▼

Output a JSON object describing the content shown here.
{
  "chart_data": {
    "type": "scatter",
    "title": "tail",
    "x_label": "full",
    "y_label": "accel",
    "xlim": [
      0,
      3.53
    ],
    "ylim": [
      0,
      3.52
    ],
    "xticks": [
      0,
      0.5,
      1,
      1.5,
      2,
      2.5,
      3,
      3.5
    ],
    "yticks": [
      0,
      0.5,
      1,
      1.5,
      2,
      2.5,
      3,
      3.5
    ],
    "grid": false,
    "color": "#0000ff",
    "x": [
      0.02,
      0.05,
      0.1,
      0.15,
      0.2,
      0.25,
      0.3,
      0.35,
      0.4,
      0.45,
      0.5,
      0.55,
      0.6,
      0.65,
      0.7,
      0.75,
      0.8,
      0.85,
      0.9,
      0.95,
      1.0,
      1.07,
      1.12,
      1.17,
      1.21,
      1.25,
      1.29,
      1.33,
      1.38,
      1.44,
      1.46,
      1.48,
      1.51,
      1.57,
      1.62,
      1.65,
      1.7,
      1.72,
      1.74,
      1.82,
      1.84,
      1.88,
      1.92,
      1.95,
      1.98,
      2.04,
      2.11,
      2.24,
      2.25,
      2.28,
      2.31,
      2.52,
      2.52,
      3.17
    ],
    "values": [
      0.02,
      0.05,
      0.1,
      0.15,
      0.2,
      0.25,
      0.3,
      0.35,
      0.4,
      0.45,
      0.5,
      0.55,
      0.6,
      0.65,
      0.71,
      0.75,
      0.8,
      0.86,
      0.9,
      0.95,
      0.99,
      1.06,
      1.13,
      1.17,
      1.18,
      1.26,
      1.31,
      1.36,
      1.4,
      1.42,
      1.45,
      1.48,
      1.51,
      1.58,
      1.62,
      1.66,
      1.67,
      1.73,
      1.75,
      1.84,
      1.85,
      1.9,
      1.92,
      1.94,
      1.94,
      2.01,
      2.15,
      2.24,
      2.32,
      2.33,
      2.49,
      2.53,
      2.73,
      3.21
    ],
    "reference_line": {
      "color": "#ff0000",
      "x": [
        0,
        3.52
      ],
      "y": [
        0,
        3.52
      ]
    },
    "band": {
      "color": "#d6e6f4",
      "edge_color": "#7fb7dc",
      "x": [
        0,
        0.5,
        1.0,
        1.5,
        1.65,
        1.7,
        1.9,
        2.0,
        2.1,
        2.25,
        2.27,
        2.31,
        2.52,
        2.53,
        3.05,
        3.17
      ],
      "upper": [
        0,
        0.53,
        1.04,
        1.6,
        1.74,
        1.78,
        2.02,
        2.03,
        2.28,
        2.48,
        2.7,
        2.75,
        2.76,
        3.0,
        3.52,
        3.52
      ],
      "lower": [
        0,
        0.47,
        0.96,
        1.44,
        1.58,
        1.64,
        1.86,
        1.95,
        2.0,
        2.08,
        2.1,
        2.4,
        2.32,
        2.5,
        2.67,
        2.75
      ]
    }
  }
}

▲

• _Brief_: Reproduce the material exactly, with every line intact.

• _Completed exercise_:
Output a JSON object describing the content shown here.
{
  "chart_data": {
    "type": "scatter",
    "title": "tail",
    "x_label": "full",
    "y_label": "accel",
    "xlim": [
      0,
      3.53
    ],
    "ylim": [
      0,
      3.52
    ],
    "xticks": [
      0,
      0.5,
      1,
      1.5,
      2,
      2.5,
      3,
      3.5
    ],
    "yticks": [
      0,
      0.5,
      1,
      1.5,
      2,
      2.5,
      3,
      3.5
    ],
    "grid": false,
    "color": "#0000ff",
    "x": [
      0.02,
      0.05,
      0.1,
      0.15,
      0.2,
      0.25,
      0.3,
      0.35,
      0.4,
      0.45,
      0.5,
      0.55,
      0.6,
      0.65,
      0.7,
      0.75,
      0.8,
      0.85,
      0.9,
      0.95,
      1.0,
      1.07,
      1.12,
      1.17,
      1.21,
      1.25,
      1.29,
      1.33,
      1.38,
      1.44,
      1.46,
      1.48,
      1.51,
      1.57,
      1.62,
      1.65,
      1.7,
      1.72,
      1.74,
      1.82,
      1.84,
      1.88,
      1.92,
      1.95,
      1.98,
      2.04,
      2.11,
      2.24,
      2.25,
      2.28,
      2.31,
      2.52,
      2.52,
      3.17
    ],
    "values": [
      0.02,
      0.05,
      0.1,
      0.15,
      0.2,
      0.25,
      0.3,
      0.35,
      0.4,
      0.45,
      0.5,
      0.55,
      0.6,
      0.65,
      0.71,
      0.75,
      0.8,
      0.86,
      0.9,
      0.95,
      0.99,
      1.06,
      1.13,
      1.17,
      1.18,
      1.26,
      1.31,
      1.36,
      1.4,
      1.42,
      1.45,
      1.48,
      1.51,
      1.58,
      1.62,
      1.66,
      1.67,
      1.73,
      1.75,
      1.84,
      1.85,
      1.9,
      1.92,
      1.94,
      1.94,
      2.01,
      2.15,
      2.24,
      2.32,
      2.33,
      2.49,
      2.53,
      2.73,
      3.21
    ],
    "reference_line": {
      "color": "#ff0000",
      "x": [
        0,
        3.52
      ],
      "y": [
        0,
        3.52
      ]
    },
    "band": {
      "color": "#d6e6f4",
      "edge_color": "#7fb7dc",
      "x": [
        0,
        0.5,
        1.0,
        1.5,
        1.65,
        1.7,
        1.9,
        2.0,
        2.1,
        2.25,
        2.27,
        2.31,
        2.52,
        2.53,
        3.05,
        3.17
      ],
      "upper": [
        0,
        0.53,
        1.04,
        1.6,
        1.74,
        1.78,
        2.02,
        2.03,
        2.28,
        2.48,
        2.7,
        2.75,
        2.76,
        3.0,
        3.52,
        3.52
      ],
      "lower": [
        0,
        0.47,
        0.96,
        1.44,
        1.58,
        1.64,
        1.86,
        1.95,
        2.0,
        2.08,
        2.1,
        2.4,
        2.32,
        2.5,
        2.67,
        2.75
      ]
    }
  }
}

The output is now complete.